* Short problem: Each entry below is to be written out exactly, and the pictures are to be left out.

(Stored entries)
------------------------------------

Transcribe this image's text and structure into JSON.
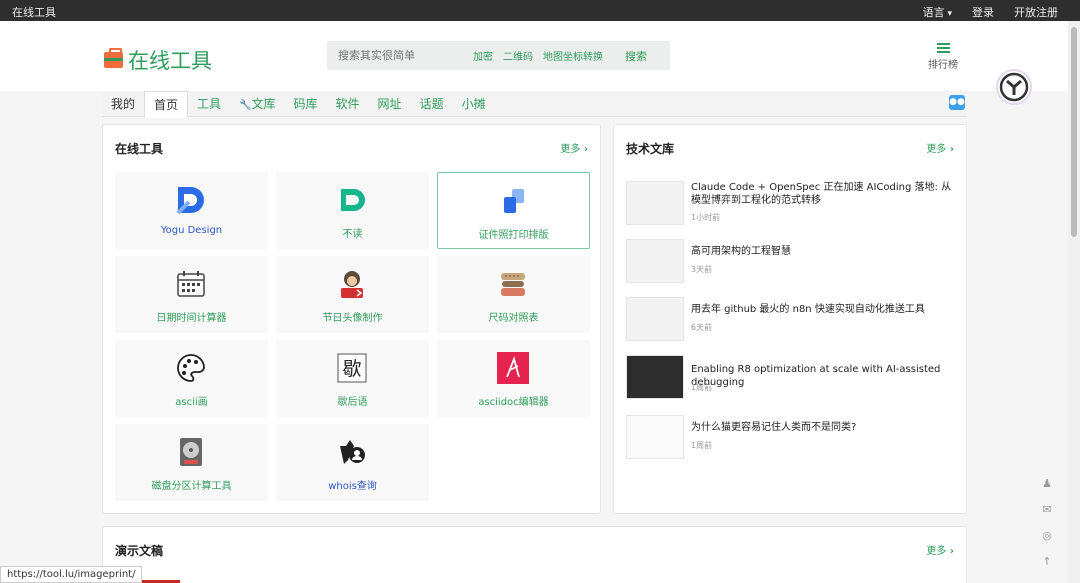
{
  "topbar": {
    "brand": "在线工具",
    "lang": "语言",
    "login": "登录",
    "register": "开放注册"
  },
  "header": {
    "logo": "在线工具",
    "search_placeholder": "搜索其实很简单",
    "quick_links": [
      "加密",
      "二维码",
      "地图坐标转换"
    ],
    "search_button": "搜索",
    "rank": "排行榜"
  },
  "nav": {
    "items": [
      {
        "label": "我的"
      },
      {
        "label": "首页"
      },
      {
        "label": "工具"
      },
      {
        "label": "文库"
      },
      {
        "label": "码库"
      },
      {
        "label": "软件"
      },
      {
        "label": "网址"
      },
      {
        "label": "话题"
      },
      {
        "label": "小摊"
      }
    ]
  },
  "tools_card": {
    "title": "在线工具",
    "more": "更多",
    "tools": [
      {
        "label": "Yogu Design",
        "icon": "yogu-design-icon"
      },
      {
        "label": "不读",
        "icon": "budu-icon"
      },
      {
        "label": "证件照打印排版",
        "icon": "id-photo-icon"
      },
      {
        "label": "日期时间计算器",
        "icon": "calendar-icon"
      },
      {
        "label": "节日头像制作",
        "icon": "avatar-maker-icon"
      },
      {
        "label": "尺码对照表",
        "icon": "size-chart-icon"
      },
      {
        "label": "ascii画",
        "icon": "palette-icon"
      },
      {
        "label": "歇后语",
        "icon": "xiehouyu-icon"
      },
      {
        "label": "asciidoc编辑器",
        "icon": "asciidoc-icon"
      },
      {
        "label": "磁盘分区计算工具",
        "icon": "disk-icon"
      },
      {
        "label": "whois查询",
        "icon": "whois-icon"
      }
    ]
  },
  "library_card": {
    "title": "技术文库",
    "more": "更多",
    "articles": [
      {
        "title": "Claude Code + OpenSpec 正在加速 AICoding 落地: 从模型博弈到工程化的范式转移",
        "time": "1小时前"
      },
      {
        "title": "高可用架构的工程智慧",
        "time": "3天前"
      },
      {
        "title": "用去年 github 最火的 n8n 快速实现自动化推送工具",
        "time": "6天前"
      },
      {
        "title": "Enabling R8 optimization at scale with AI-assisted debugging",
        "time": "1周前"
      },
      {
        "title": "为什么猫更容易记住人类而不是同类?",
        "time": "1周前"
      }
    ]
  },
  "demo_card": {
    "title": "演示文稿",
    "more": "更多"
  },
  "status_url": "https://tool.lu/imageprint/",
  "colors": {
    "brand_green": "#2f9d5b",
    "topbar": "#2e2e2e"
  }
}
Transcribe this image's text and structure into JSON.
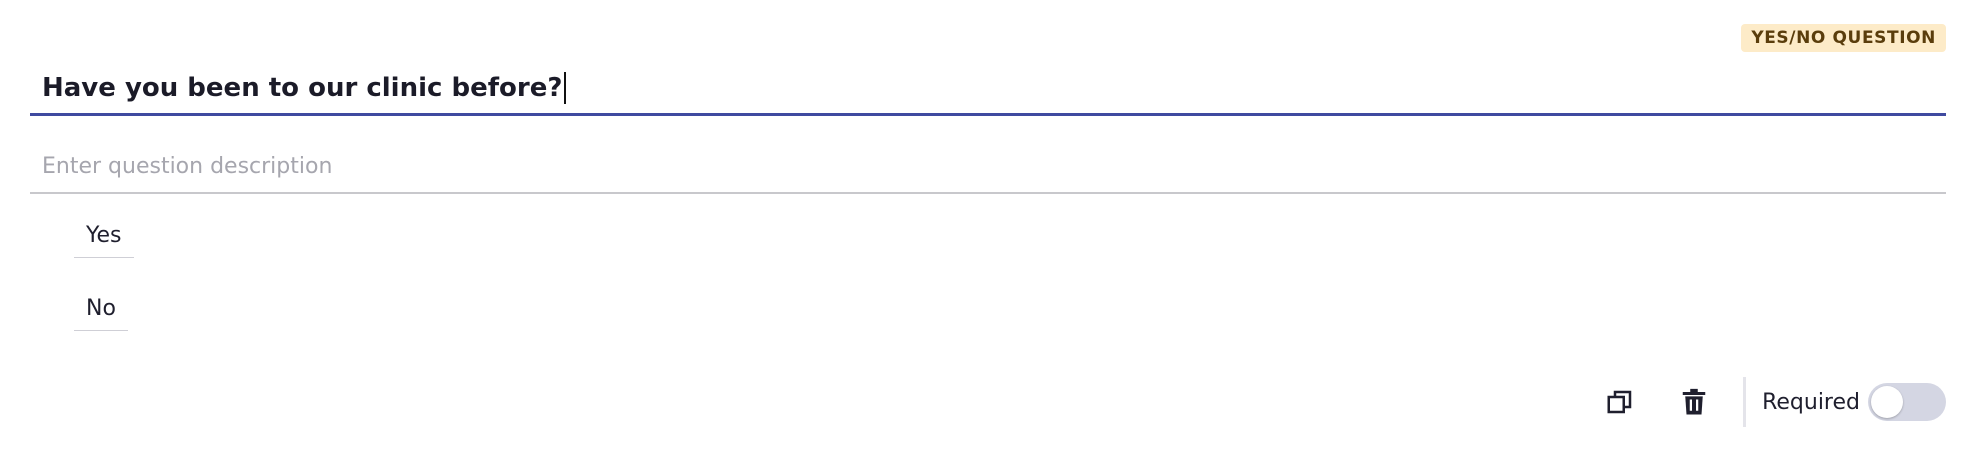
{
  "question": {
    "type_badge": "YES/NO QUESTION",
    "title": "Have you been to our clinic before?",
    "description_placeholder": "Enter question description",
    "options": [
      {
        "label": "Yes"
      },
      {
        "label": "No"
      }
    ]
  },
  "toolbar": {
    "duplicate_icon": "duplicate-icon",
    "delete_icon": "trash-icon",
    "required_label": "Required",
    "required_enabled": false
  },
  "colors": {
    "accent_underline": "#3f4aa0",
    "badge_bg": "#fdebc8",
    "badge_text": "#5a3d0c",
    "toggle_off": "#d4d6e3"
  }
}
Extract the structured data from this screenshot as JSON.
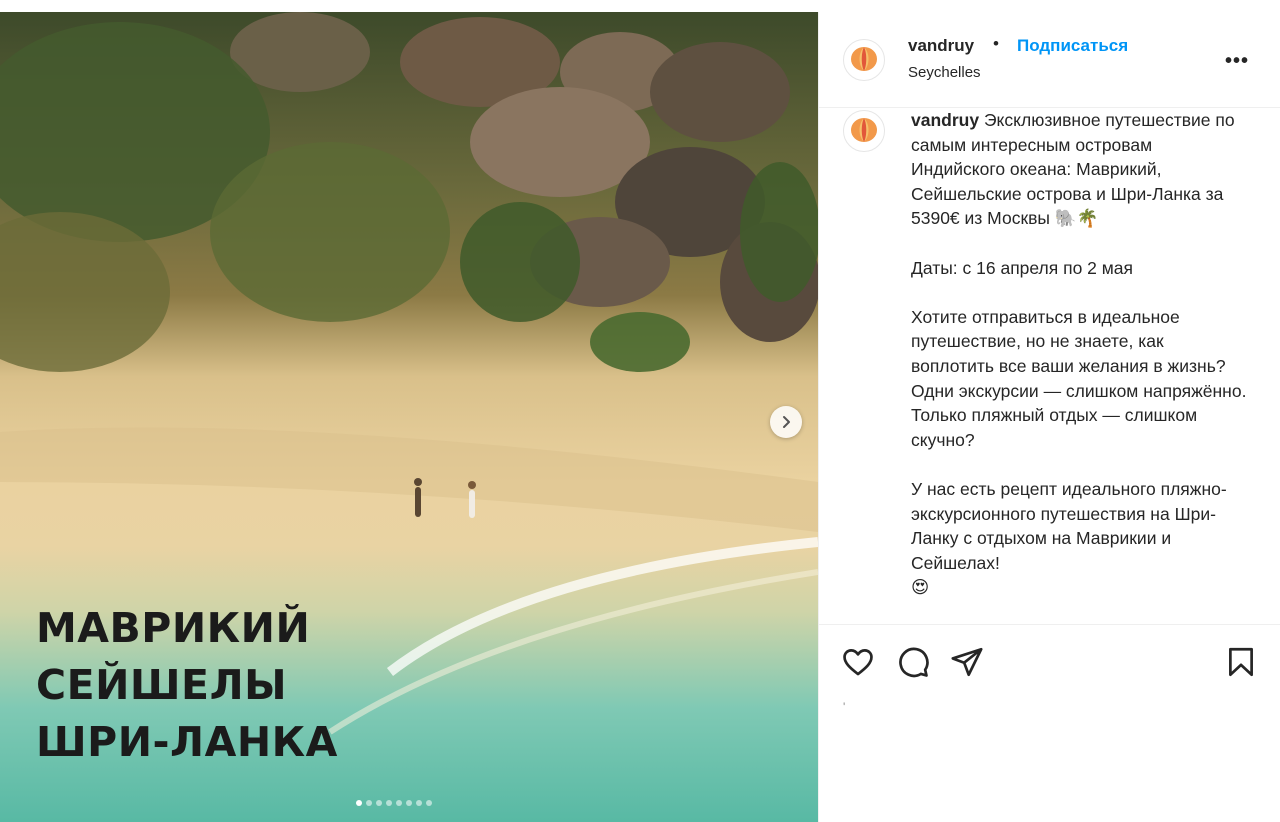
{
  "post": {
    "image": {
      "overlay_lines": [
        "МАВРИКИЙ",
        "СЕЙШЕЛЫ",
        "ШРИ-ЛАНКА"
      ],
      "carousel": {
        "total": 8,
        "active": 1
      }
    },
    "header": {
      "username": "vandruy",
      "separator": "•",
      "follow_label": "Подписаться",
      "location": "Seychelles",
      "more_label": "•••"
    },
    "caption": {
      "username": "vandruy",
      "intro": "Эксклюзивное путешествие по самым интересным островам Индийского океана: Маврикий, Сейшельские острова и Шри-Ланка за 5390€ из Москвы 🐘🌴",
      "dates": "Даты: с 16 апреля по 2 мая",
      "paragraph2": "Хотите отправиться в идеальное путешествие, но не знаете, как воплотить все ваши желания в жизнь? Одни экскурсии — слишком напряжённо. Только пляжный отдых — слишком скучно?",
      "paragraph3": "У нас есть рецепт идеального пляжно-экскурсионного путешествия на Шри-Ланку с отдыхом на Маврикии и Сейшелах!",
      "emoji_line": "😍"
    },
    "likes_text": "'",
    "colors": {
      "follow": "#0095f6",
      "text": "#262626",
      "border": "#efefef"
    }
  }
}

------------------------------------

* Answer to the problem:
Transcribe this image's text and structure into JSON.
{
  "topbar": {
    "brand": "在线工具",
    "lang": "语言",
    "login": "登录",
    "register": "开放注册"
  },
  "header": {
    "logo": "在线工具",
    "search_placeholder": "搜索其实很简单",
    "quick_links": [
      "加密",
      "二维码",
      "地图坐标转换"
    ],
    "search_button": "搜索",
    "rank": "排行榜"
  },
  "nav": {
    "items": [
      {
        "label": "我的"
      },
      {
        "label": "首页"
      },
      {
        "label": "工具"
      },
      {
        "label": "文库"
      },
      {
        "label": "码库"
      },
      {
        "label": "软件"
      },
      {
        "label": "网址"
      },
      {
        "label": "话题"
      },
      {
        "label": "小摊"
      }
    ]
  },
  "tools_card": {
    "title": "在线工具",
    "more": "更多",
    "tools": [
      {
        "label": "Yogu Design",
        "icon": "yogu-design-icon"
      },
      {
        "label": "不读",
        "icon": "budu-icon"
      },
      {
        "label": "证件照打印排版",
        "icon": "id-photo-icon"
      },
      {
        "label": "日期时间计算器",
        "icon": "calendar-icon"
      },
      {
        "label": "节日头像制作",
        "icon": "avatar-maker-icon"
      },
      {
        "label": "尺码对照表",
        "icon": "size-chart-icon"
      },
      {
        "label": "ascii画",
        "icon": "palette-icon"
      },
      {
        "label": "歇后语",
        "icon": "xiehouyu-icon"
      },
      {
        "label": "asciidoc编辑器",
        "icon": "asciidoc-icon"
      },
      {
        "label": "磁盘分区计算工具",
        "icon": "disk-icon"
      },
      {
        "label": "whois查询",
        "icon": "whois-icon"
      }
    ]
  },
  "library_card": {
    "title": "技术文库",
    "more": "更多",
    "articles": [
      {
        "title": "Claude Code + OpenSpec 正在加速 AICoding 落地: 从模型博弈到工程化的范式转移",
        "time": "1小时前"
      },
      {
        "title": "高可用架构的工程智慧",
        "time": "3天前"
      },
      {
        "title": "用去年 github 最火的 n8n 快速实现自动化推送工具",
        "time": "6天前"
      },
      {
        "title": "Enabling R8 optimization at scale with AI-assisted debugging",
        "time": "1周前"
      },
      {
        "title": "为什么猫更容易记住人类而不是同类?",
        "time": "1周前"
      }
    ]
  },
  "demo_card": {
    "title": "演示文稿",
    "more": "更多"
  },
  "status_url": "https://tool.lu/imageprint/",
  "colors": {
    "brand_green": "#2f9d5b",
    "topbar": "#2e2e2e"
  }
}
Transcribe this image's text and structure into JSON.
{
  "question": {
    "type_badge": "YES/NO QUESTION",
    "title": "Have you been to our clinic before?",
    "description_placeholder": "Enter question description",
    "options": [
      {
        "label": "Yes"
      },
      {
        "label": "No"
      }
    ]
  },
  "toolbar": {
    "duplicate_icon": "duplicate-icon",
    "delete_icon": "trash-icon",
    "required_label": "Required",
    "required_enabled": false
  },
  "colors": {
    "accent_underline": "#3f4aa0",
    "badge_bg": "#fdebc8",
    "badge_text": "#5a3d0c",
    "toggle_off": "#d4d6e3"
  }
}
Extract the structured data from this screenshot as JSON.
{
  "post": {
    "image": {
      "overlay_lines": [
        "МАВРИКИЙ",
        "СЕЙШЕЛЫ",
        "ШРИ-ЛАНКА"
      ],
      "carousel": {
        "total": 8,
        "active": 1
      }
    },
    "header": {
      "username": "vandruy",
      "separator": "•",
      "follow_label": "Подписаться",
      "location": "Seychelles",
      "more_label": "•••"
    },
    "caption": {
      "username": "vandruy",
      "intro": "Эксклюзивное путешествие по самым интересным островам Индийского океана: Маврикий, Сейшельские острова и Шри-Ланка за 5390€ из Москвы 🐘🌴",
      "dates": "Даты: с 16 апреля по 2 мая",
      "paragraph2": "Хотите отправиться в идеальное путешествие, но не знаете, как воплотить все ваши желания в жизнь? Одни экскурсии — слишком напряжённо. Только пляжный отдых — слишком скучно?",
      "paragraph3": "У нас есть рецепт идеального пляжно-экскурсионного путешествия на Шри-Ланку с отдыхом на Маврикии и Сейшелах!",
      "emoji_line": "😍"
    },
    "likes_text": "'",
    "colors": {
      "follow": "#0095f6",
      "text": "#262626",
      "border": "#efefef"
    }
  }
}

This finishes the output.